Problem details:
Output every entry exactly as written, skipping any pictures.

Data excerpts
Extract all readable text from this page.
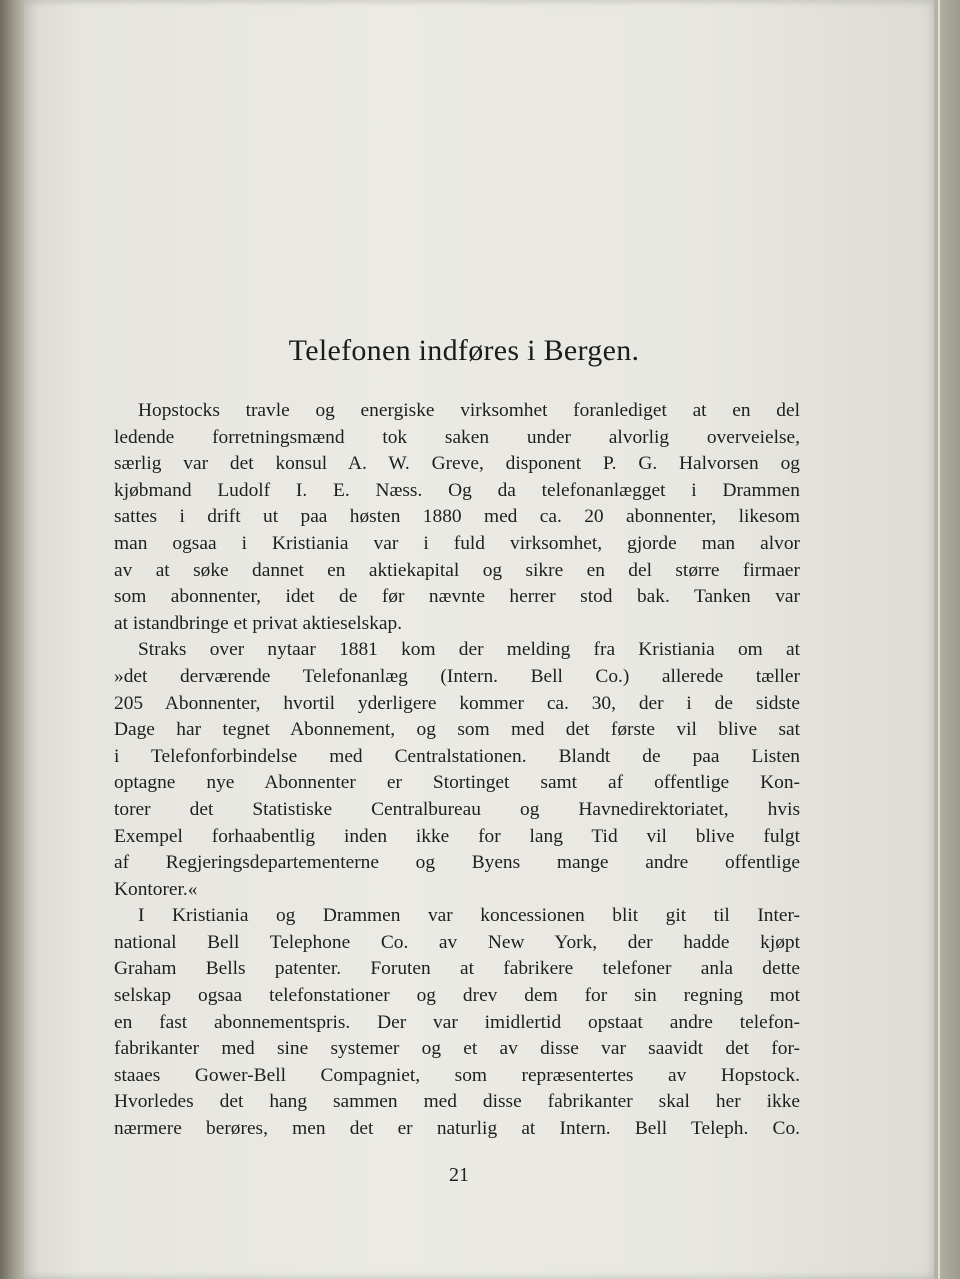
Telefonen indføres i Bergen.
Hopstocks travle og energiske virksomhet foranlediget at en del
ledende forretningsmænd tok saken under alvorlig overveielse,
særlig var det konsul A. W. Greve, disponent P. G. Halvorsen og
kjøbmand Ludolf I. E. Næss. Og da telefonanlægget i Drammen
sattes i drift ut paa høsten 1880 med ca. 20 abonnenter, likesom
man ogsaa i Kristiania var i fuld virksomhet, gjorde man alvor
av at søke dannet en aktiekapital og sikre en del større firmaer
som abonnenter, idet de før nævnte herrer stod bak. Tanken var
at istandbringe et privat aktieselskap.
Straks over nytaar 1881 kom der melding fra Kristiania om at
»det derværende Telefonanlæg (Intern. Bell Co.) allerede tæller
205 Abonnenter, hvortil yderligere kommer ca. 30, der i de sidste
Dage har tegnet Abonnement, og som med det første vil blive sat
i Telefonforbindelse med Centralstationen. Blandt de paa Listen
optagne nye Abonnenter er Stortinget samt af offentlige Kon-
torer det Statistiske Centralbureau og Havnedirektoriatet, hvis
Exempel forhaabentlig inden ikke for lang Tid vil blive fulgt
af Regjeringsdepartementerne og Byens mange andre offentlige
Kontorer.«
I Kristiania og Drammen var koncessionen blit git til Inter-
national Bell Telephone Co. av New York, der hadde kjøpt
Graham Bells patenter. Foruten at fabrikere telefoner anla dette
selskap ogsaa telefonstationer og drev dem for sin regning mot
en fast abonnementspris. Der var imidlertid opstaat andre telefon-
fabrikanter med sine systemer og et av disse var saavidt det for-
staaes Gower-Bell Compagniet, som repræsentertes av Hopstock.
Hvorledes det hang sammen med disse fabrikanter skal her ikke
nærmere berøres, men det er naturlig at Intern. Bell Teleph. Co.
21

Expected answer:
Extract all readable text from this page.
Telefonen indføres i Bergen.
Hopstocks travle og energiske virksomhet foranlediget at en del
ledende forretningsmænd tok saken under alvorlig overveielse,
særlig var det konsul A. W. Greve, disponent P. G. Halvorsen og
kjøbmand Ludolf I. E. Næss. Og da telefonanlægget i Drammen
sattes i drift ut paa høsten 1880 med ca. 20 abonnenter, likesom
man ogsaa i Kristiania var i fuld virksomhet, gjorde man alvor
av at søke dannet en aktiekapital og sikre en del større firmaer
som abonnenter, idet de før nævnte herrer stod bak. Tanken var
at istandbringe et privat aktieselskap.
Straks over nytaar 1881 kom der melding fra Kristiania om at
»det derværende Telefonanlæg (Intern. Bell Co.) allerede tæller
205 Abonnenter, hvortil yderligere kommer ca. 30, der i de sidste
Dage har tegnet Abonnement, og som med det første vil blive sat
i Telefonforbindelse med Centralstationen. Blandt de paa Listen
optagne nye Abonnenter er Stortinget samt af offentlige Kon-
torer det Statistiske Centralbureau og Havnedirektoriatet, hvis
Exempel forhaabentlig inden ikke for lang Tid vil blive fulgt
af Regjeringsdepartementerne og Byens mange andre offentlige
Kontorer.«
I Kristiania og Drammen var koncessionen blit git til Inter-
national Bell Telephone Co. av New York, der hadde kjøpt
Graham Bells patenter. Foruten at fabrikere telefoner anla dette
selskap ogsaa telefonstationer og drev dem for sin regning mot
en fast abonnementspris. Der var imidlertid opstaat andre telefon-
fabrikanter med sine systemer og et av disse var saavidt det for-
staaes Gower-Bell Compagniet, som repræsentertes av Hopstock.
Hvorledes det hang sammen med disse fabrikanter skal her ikke
nærmere berøres, men det er naturlig at Intern. Bell Teleph. Co.
21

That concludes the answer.